What is required: Keep only the lines of the listing that include the word "fast", and copy them.

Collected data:
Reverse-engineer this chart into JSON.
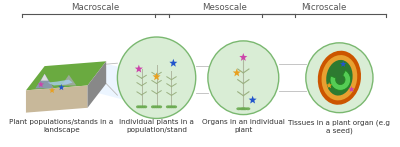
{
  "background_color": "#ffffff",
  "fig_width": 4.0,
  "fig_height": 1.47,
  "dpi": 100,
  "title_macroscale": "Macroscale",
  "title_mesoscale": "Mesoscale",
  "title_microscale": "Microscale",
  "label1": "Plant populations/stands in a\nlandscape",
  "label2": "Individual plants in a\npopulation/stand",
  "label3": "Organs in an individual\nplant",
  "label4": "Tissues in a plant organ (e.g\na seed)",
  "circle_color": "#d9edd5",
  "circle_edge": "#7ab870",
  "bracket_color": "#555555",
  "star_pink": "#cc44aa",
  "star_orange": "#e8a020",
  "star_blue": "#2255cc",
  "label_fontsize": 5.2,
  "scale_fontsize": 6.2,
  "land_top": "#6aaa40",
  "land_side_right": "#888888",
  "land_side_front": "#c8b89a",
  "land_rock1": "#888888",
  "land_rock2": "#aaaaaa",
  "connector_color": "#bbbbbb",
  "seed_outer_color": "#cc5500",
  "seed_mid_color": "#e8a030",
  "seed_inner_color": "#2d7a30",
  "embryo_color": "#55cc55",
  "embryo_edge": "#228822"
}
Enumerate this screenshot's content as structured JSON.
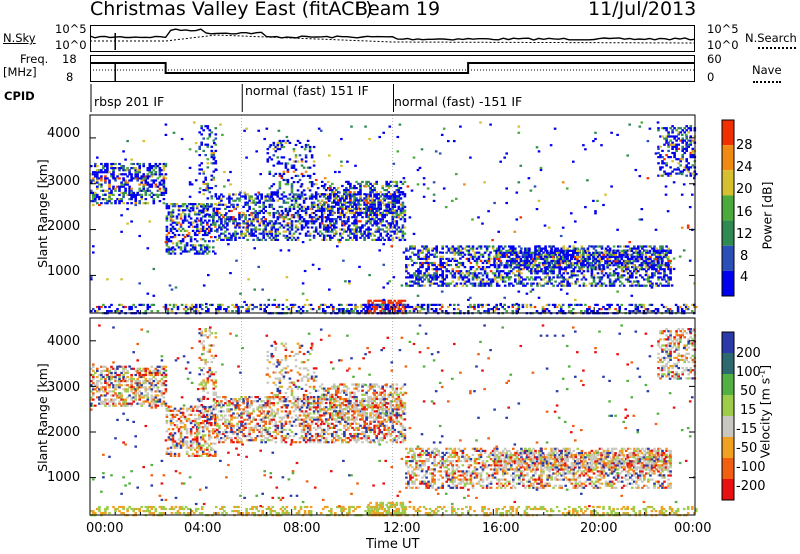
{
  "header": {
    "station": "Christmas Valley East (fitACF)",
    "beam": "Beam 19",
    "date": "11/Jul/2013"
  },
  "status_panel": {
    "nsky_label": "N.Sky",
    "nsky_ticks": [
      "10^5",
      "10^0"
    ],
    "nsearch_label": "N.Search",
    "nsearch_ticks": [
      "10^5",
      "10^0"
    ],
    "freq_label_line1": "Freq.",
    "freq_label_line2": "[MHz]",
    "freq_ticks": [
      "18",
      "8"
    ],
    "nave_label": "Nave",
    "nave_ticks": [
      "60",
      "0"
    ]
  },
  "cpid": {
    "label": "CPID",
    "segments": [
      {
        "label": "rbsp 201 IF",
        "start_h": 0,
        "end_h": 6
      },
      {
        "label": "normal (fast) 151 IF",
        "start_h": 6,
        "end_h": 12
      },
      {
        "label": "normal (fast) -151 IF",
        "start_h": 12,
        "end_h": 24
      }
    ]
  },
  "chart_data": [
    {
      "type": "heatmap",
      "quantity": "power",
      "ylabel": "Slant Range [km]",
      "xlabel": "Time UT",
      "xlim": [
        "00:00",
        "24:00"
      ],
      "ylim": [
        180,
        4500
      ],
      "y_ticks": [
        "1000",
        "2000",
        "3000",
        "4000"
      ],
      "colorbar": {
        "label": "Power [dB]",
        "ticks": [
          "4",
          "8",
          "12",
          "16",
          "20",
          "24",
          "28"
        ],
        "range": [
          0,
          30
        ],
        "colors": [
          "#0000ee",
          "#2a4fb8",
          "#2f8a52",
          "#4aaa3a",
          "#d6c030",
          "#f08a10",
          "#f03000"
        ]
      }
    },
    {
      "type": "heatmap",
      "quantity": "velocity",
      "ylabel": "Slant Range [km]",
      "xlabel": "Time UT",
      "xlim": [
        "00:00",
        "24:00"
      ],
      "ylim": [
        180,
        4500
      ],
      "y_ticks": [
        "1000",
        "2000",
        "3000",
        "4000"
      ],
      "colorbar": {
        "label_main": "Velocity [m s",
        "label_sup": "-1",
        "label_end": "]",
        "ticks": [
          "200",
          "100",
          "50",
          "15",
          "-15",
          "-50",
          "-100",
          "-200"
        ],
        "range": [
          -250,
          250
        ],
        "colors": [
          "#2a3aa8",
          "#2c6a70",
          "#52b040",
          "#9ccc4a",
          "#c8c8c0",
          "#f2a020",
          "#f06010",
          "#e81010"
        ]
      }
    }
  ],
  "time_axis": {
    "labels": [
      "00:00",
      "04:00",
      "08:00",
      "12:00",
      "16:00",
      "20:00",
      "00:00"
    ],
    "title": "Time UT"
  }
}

* * *

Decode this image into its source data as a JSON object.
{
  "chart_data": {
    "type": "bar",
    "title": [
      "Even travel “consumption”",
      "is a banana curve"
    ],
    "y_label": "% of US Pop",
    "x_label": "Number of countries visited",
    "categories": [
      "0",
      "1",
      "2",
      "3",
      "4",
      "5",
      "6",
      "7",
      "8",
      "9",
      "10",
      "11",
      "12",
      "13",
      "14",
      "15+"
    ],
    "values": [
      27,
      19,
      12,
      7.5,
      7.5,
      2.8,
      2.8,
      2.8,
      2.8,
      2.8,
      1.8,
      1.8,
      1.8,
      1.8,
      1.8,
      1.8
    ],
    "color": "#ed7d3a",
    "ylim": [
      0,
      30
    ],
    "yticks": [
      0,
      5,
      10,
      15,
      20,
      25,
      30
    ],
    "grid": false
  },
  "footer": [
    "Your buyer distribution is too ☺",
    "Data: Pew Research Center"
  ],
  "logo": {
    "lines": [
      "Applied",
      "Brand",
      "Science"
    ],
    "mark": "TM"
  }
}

==

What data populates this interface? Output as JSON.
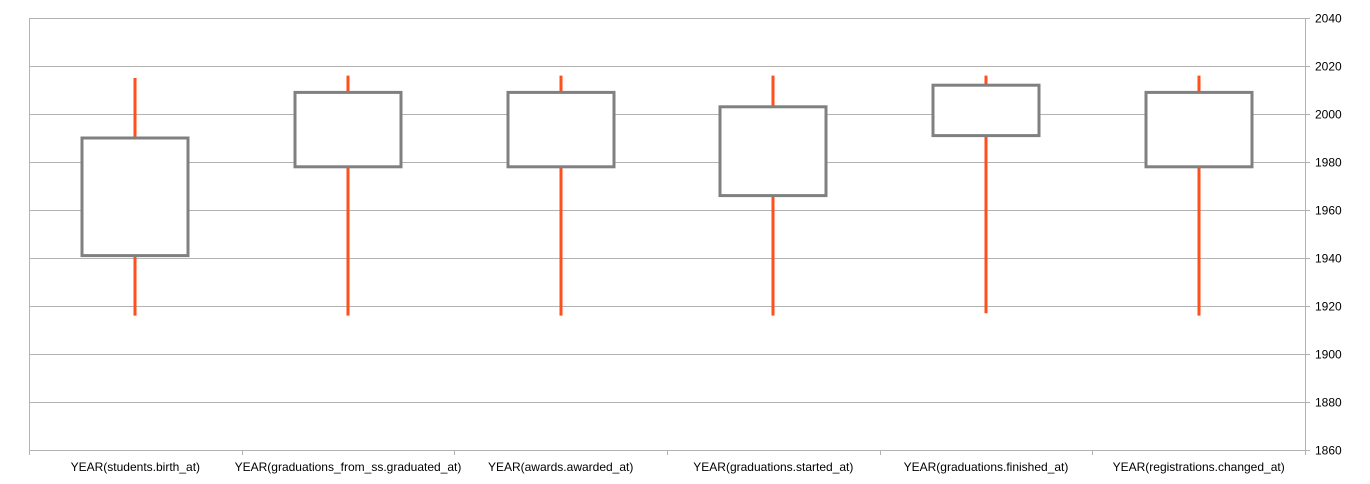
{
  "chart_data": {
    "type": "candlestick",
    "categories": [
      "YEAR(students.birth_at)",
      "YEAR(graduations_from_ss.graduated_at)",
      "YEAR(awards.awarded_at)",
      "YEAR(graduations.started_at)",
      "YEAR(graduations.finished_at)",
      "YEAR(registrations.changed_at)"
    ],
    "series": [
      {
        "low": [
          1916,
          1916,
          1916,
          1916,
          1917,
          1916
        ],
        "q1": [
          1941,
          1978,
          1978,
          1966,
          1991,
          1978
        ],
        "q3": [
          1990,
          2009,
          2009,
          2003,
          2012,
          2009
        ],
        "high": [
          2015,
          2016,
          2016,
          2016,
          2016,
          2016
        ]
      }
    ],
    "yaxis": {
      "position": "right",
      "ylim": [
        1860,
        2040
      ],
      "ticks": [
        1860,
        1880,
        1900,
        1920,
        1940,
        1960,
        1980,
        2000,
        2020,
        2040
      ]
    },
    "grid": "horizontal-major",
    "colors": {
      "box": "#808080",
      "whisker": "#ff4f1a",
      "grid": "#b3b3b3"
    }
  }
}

Reply:
        "label": "normal (fast) 151 IF",
        "label": "normal (fast) -151 IF",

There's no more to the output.